*TASK TO COMPLETE*: Copy out all the records, word for word.

────────────────────

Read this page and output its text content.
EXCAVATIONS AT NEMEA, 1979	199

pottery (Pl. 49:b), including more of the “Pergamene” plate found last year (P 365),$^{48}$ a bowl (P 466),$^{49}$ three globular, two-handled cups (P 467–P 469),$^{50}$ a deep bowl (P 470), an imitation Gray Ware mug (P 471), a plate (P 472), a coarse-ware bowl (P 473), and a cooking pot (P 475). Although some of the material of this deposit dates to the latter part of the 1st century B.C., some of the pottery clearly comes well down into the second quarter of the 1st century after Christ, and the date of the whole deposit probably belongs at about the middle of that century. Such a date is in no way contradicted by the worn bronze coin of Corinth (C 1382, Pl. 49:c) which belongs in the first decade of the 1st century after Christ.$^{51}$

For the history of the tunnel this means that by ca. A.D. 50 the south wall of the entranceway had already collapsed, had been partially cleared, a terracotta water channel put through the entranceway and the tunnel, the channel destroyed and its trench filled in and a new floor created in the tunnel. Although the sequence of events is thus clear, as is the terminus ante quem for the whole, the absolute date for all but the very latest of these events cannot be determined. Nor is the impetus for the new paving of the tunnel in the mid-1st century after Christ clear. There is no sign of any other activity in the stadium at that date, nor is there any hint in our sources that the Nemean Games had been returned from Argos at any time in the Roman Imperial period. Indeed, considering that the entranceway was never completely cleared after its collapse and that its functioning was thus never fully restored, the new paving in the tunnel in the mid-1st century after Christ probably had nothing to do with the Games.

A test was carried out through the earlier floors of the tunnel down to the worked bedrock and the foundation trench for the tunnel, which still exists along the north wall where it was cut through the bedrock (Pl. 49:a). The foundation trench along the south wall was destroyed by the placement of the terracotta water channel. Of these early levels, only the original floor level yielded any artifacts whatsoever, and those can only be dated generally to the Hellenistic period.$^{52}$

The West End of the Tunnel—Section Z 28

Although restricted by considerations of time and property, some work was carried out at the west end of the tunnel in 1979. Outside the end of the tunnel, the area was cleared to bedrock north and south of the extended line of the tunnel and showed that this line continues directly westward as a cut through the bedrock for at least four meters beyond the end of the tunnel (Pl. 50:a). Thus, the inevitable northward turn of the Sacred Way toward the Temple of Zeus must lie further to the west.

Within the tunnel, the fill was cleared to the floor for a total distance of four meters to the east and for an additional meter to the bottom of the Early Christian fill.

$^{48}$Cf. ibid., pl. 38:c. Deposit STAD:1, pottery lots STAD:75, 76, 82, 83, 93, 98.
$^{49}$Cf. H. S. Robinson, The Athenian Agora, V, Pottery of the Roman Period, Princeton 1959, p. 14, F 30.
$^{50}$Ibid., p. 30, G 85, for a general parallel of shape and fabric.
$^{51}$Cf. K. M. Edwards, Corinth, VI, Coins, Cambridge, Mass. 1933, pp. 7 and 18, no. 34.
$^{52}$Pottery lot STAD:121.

────────────────────

*EXERCISE RESPONSE*:
Read this page and output its text content.
EXCAVATIONS AT NEMEA, 1979	199

pottery (Pl. 49:b), including more of the “Pergamene” plate found last year (P 365),$^{48}$ a bowl (P 466),$^{49}$ three globular, two-handled cups (P 467–P 469),$^{50}$ a deep bowl (P 470), an imitation Gray Ware mug (P 471), a plate (P 472), a coarse-ware bowl (P 473), and a cooking pot (P 475). Although some of the material of this deposit dates to the latter part of the 1st century B.C., some of the pottery clearly comes well down into the second quarter of the 1st century after Christ, and the date of the whole deposit probably belongs at about the middle of that century. Such a date is in no way contradicted by the worn bronze coin of Corinth (C 1382, Pl. 49:c) which belongs in the first decade of the 1st century after Christ.$^{51}$

For the history of the tunnel this means that by ca. A.D. 50 the south wall of the entranceway had already collapsed, had been partially cleared, a terracotta water channel put through the entranceway and the tunnel, the channel destroyed and its trench filled in and a new floor created in the tunnel. Although the sequence of events is thus clear, as is the terminus ante quem for the whole, the absolute date for all but the very latest of these events cannot be determined. Nor is the impetus for the new paving of the tunnel in the mid-1st century after Christ clear. There is no sign of any other activity in the stadium at that date, nor is there any hint in our sources that the Nemean Games had been returned from Argos at any time in the Roman Imperial period. Indeed, considering that the entranceway was never completely cleared after its collapse and that its functioning was thus never fully restored, the new paving in the tunnel in the mid-1st century after Christ probably had nothing to do with the Games.

A test was carried out through the earlier floors of the tunnel down to the worked bedrock and the foundation trench for the tunnel, which still exists along the north wall where it was cut through the bedrock (Pl. 49:a). The foundation trench along the south wall was destroyed by the placement of the terracotta water channel. Of these early levels, only the original floor level yielded any artifacts whatsoever, and those can only be dated generally to the Hellenistic period.$^{52}$

The West End of the Tunnel—Section Z 28

Although restricted by considerations of time and property, some work was carried out at the west end of the tunnel in 1979. Outside the end of the tunnel, the area was cleared to bedrock north and south of the extended line of the tunnel and showed that this line continues directly westward as a cut through the bedrock for at least four meters beyond the end of the tunnel (Pl. 50:a). Thus, the inevitable northward turn of the Sacred Way toward the Temple of Zeus must lie further to the west.

Within the tunnel, the fill was cleared to the floor for a total distance of four meters to the east and for an additional meter to the bottom of the Early Christian fill.

$^{48}$Cf. ibid., pl. 38:c. Deposit STAD:1, pottery lots STAD:75, 76, 82, 83, 93, 98.
$^{49}$Cf. H. S. Robinson, The Athenian Agora, V, Pottery of the Roman Period, Princeton 1959, p. 14, F 30.
$^{50}$Ibid., p. 30, G 85, for a general parallel of shape and fabric.
$^{51}$Cf. K. M. Edwards, Corinth, VI, Coins, Cambridge, Mass. 1933, pp. 7 and 18, no. 34.
$^{52}$Pottery lot STAD:121.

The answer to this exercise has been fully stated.